Instructions for the task:
Check each line of the material below for "была". Report how many have it, with no other words.

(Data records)
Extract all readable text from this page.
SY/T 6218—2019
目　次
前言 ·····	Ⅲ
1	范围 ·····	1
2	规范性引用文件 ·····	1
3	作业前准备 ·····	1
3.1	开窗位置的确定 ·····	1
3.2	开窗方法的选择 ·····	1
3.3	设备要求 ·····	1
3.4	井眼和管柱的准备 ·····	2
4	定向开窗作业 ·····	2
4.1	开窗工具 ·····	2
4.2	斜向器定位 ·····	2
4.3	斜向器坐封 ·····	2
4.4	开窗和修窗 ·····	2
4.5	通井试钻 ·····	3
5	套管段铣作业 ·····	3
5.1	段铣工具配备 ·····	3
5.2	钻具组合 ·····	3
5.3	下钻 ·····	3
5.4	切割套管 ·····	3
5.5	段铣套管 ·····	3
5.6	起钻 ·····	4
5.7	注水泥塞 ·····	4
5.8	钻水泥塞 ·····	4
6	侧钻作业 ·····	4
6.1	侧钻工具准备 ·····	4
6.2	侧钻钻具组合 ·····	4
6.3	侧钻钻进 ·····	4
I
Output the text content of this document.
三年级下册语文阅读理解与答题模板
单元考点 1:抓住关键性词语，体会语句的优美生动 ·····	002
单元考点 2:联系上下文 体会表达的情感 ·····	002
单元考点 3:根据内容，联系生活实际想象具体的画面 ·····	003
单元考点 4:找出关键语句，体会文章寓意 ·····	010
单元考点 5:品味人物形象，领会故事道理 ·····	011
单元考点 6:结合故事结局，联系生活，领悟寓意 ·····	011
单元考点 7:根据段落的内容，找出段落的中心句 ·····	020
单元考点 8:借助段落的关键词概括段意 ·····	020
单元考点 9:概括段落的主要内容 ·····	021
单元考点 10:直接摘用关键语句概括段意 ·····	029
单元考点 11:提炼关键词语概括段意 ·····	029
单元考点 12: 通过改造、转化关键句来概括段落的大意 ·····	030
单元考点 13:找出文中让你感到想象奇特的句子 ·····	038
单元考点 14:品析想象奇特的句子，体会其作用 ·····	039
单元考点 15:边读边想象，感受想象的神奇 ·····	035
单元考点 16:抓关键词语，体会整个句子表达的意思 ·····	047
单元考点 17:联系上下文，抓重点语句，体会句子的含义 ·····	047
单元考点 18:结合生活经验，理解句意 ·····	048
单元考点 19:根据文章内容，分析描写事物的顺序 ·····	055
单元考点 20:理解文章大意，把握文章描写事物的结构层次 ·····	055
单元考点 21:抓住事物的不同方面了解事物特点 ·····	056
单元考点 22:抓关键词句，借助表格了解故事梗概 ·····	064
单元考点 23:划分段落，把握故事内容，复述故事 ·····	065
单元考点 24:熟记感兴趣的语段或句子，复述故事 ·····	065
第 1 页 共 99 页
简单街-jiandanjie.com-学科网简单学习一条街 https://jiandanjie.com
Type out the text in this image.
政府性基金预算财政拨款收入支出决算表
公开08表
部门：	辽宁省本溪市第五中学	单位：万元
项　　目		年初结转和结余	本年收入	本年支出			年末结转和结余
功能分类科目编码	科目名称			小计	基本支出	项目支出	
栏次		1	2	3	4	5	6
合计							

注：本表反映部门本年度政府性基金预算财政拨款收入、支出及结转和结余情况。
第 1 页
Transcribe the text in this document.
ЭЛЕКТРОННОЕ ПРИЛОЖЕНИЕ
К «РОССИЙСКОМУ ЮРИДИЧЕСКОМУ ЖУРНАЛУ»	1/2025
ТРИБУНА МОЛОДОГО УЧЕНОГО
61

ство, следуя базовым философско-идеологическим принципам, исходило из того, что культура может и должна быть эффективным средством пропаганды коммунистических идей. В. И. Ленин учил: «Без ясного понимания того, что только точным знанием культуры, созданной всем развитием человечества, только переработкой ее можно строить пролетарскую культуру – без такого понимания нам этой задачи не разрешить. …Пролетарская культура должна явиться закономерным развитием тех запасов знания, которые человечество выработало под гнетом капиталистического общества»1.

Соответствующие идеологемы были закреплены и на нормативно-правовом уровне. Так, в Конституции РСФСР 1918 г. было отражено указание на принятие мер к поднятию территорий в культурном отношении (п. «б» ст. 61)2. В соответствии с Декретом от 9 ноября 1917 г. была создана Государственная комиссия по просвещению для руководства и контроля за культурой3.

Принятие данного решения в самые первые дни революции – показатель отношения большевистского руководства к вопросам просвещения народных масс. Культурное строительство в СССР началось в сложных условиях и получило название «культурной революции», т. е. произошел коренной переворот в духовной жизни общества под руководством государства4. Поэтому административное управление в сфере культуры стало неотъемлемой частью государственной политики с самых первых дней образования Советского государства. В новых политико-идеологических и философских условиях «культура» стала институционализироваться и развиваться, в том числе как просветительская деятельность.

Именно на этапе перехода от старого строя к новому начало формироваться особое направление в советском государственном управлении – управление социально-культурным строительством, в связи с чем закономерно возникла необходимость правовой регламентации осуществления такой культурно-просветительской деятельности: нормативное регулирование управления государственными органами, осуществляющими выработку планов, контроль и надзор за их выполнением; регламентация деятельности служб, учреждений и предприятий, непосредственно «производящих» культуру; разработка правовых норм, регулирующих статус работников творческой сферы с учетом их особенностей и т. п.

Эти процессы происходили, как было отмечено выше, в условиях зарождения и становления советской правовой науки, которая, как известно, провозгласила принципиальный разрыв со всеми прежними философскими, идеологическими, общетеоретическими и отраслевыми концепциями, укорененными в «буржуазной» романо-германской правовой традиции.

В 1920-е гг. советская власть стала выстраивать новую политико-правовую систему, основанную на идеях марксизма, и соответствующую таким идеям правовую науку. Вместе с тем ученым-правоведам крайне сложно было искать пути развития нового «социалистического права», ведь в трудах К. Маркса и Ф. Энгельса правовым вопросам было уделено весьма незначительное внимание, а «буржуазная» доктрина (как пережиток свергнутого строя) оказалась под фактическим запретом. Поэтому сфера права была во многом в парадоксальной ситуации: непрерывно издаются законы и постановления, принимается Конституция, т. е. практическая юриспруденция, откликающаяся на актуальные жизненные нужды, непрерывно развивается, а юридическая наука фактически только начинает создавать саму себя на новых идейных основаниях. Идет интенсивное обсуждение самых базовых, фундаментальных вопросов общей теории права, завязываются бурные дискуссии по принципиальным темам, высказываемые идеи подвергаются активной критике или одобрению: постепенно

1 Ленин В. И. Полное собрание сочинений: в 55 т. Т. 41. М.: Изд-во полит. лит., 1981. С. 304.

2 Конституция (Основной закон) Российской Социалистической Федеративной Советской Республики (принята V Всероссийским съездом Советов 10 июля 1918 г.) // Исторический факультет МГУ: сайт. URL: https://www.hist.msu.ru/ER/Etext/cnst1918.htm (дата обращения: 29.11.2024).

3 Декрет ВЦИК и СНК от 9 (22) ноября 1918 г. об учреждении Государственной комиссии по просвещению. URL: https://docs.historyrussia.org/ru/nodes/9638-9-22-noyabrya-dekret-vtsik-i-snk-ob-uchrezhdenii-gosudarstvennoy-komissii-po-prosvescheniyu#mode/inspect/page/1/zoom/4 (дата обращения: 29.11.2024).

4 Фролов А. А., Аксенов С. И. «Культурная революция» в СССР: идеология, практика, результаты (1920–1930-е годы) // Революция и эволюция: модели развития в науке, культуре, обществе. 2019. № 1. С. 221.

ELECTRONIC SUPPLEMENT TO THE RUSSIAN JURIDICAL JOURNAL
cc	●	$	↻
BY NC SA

Answer:
2